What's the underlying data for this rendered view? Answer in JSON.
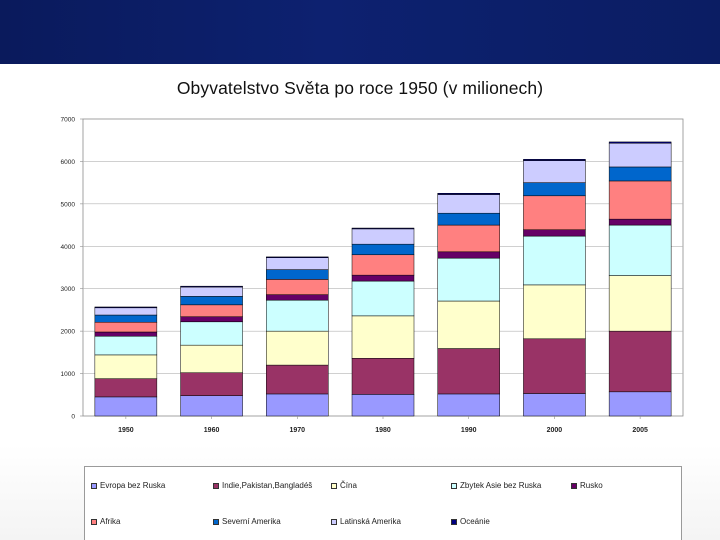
{
  "chart_data": {
    "type": "bar",
    "stacked": true,
    "title": "Obyvatelstvo Světa po roce 1950 (v milionech)",
    "categories": [
      "1950",
      "1960",
      "1970",
      "1980",
      "1990",
      "2000",
      "2005"
    ],
    "ylim": [
      0,
      7000
    ],
    "yticks": [
      "0",
      "1000",
      "2000",
      "3000",
      "4000",
      "5000",
      "6000",
      "7000"
    ],
    "grid": true,
    "legend_position": "bottom",
    "series": [
      {
        "name": "Evropa bez Ruska",
        "color": "#9999ff",
        "values": [
          450,
          480,
          520,
          510,
          520,
          530,
          570
        ]
      },
      {
        "name": "Indie,Pakistan,Bangladéš",
        "color": "#993366",
        "values": [
          430,
          540,
          680,
          850,
          1070,
          1290,
          1430
        ]
      },
      {
        "name": "Čína",
        "color": "#ffffcc",
        "values": [
          560,
          650,
          800,
          1000,
          1120,
          1270,
          1310
        ]
      },
      {
        "name": "Zbytek Asie bez Ruska",
        "color": "#ccffff",
        "values": [
          440,
          550,
          730,
          820,
          1010,
          1150,
          1190
        ]
      },
      {
        "name": "Rusko",
        "color": "#660066",
        "values": [
          100,
          120,
          130,
          140,
          150,
          150,
          140
        ]
      },
      {
        "name": "Afrika",
        "color": "#ff8080",
        "values": [
          230,
          280,
          360,
          480,
          630,
          800,
          900
        ]
      },
      {
        "name": "Severní Amerika",
        "color": "#0066cc",
        "values": [
          170,
          200,
          230,
          250,
          280,
          310,
          330
        ]
      },
      {
        "name": "Latinská Amerika",
        "color": "#ccccff",
        "values": [
          170,
          220,
          280,
          360,
          440,
          520,
          560
        ]
      },
      {
        "name": "Oceánie",
        "color": "#000080",
        "values": [
          20,
          20,
          20,
          20,
          30,
          30,
          30
        ]
      }
    ]
  }
}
*-*-*
Stated problem: For each line above that contains the word "Amerika", copy that line.

Exercise solution:
        "name": "Severní Amerika",
        "name": "Latinská Amerika",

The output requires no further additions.